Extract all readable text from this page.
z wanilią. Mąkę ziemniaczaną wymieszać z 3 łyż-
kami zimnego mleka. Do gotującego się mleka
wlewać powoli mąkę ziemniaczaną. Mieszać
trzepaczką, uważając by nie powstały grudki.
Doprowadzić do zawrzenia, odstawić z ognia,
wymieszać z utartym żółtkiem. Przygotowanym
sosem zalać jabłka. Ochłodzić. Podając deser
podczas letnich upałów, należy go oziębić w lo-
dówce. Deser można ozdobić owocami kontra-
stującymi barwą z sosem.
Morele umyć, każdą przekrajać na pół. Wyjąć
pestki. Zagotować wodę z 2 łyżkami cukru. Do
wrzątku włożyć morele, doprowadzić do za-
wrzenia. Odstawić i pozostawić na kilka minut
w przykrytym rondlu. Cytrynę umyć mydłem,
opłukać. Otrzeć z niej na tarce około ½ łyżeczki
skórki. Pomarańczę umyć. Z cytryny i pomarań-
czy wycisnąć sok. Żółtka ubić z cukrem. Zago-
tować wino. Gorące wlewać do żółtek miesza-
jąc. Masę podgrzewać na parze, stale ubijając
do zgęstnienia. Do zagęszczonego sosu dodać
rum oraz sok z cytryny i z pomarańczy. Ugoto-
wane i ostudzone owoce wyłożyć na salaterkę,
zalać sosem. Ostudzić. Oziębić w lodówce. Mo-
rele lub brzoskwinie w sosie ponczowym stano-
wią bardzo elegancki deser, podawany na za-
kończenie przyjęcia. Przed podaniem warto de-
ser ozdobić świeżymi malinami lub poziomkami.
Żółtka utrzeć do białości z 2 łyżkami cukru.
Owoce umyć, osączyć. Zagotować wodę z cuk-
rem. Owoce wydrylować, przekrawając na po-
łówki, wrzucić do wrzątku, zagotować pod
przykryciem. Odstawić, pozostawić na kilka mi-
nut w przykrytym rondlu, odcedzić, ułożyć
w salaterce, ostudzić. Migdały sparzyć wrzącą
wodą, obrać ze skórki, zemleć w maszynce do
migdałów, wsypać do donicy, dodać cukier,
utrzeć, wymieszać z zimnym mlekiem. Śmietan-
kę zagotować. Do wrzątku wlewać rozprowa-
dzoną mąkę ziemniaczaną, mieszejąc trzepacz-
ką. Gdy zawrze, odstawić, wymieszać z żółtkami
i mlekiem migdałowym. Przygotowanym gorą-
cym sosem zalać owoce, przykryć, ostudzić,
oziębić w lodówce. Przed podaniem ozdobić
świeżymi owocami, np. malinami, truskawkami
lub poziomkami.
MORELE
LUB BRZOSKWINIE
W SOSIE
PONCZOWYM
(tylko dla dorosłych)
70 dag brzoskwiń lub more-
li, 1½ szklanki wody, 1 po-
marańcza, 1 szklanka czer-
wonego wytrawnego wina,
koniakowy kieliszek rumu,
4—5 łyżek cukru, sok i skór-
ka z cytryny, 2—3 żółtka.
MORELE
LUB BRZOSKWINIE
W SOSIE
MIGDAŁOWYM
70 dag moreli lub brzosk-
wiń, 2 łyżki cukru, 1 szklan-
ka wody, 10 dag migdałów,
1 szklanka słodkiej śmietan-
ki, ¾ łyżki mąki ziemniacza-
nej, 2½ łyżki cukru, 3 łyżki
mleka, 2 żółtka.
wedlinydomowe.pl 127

#### Task details
Across the records above, count the lines holding "cytryny" and reply with that number alone.

#### Reply
3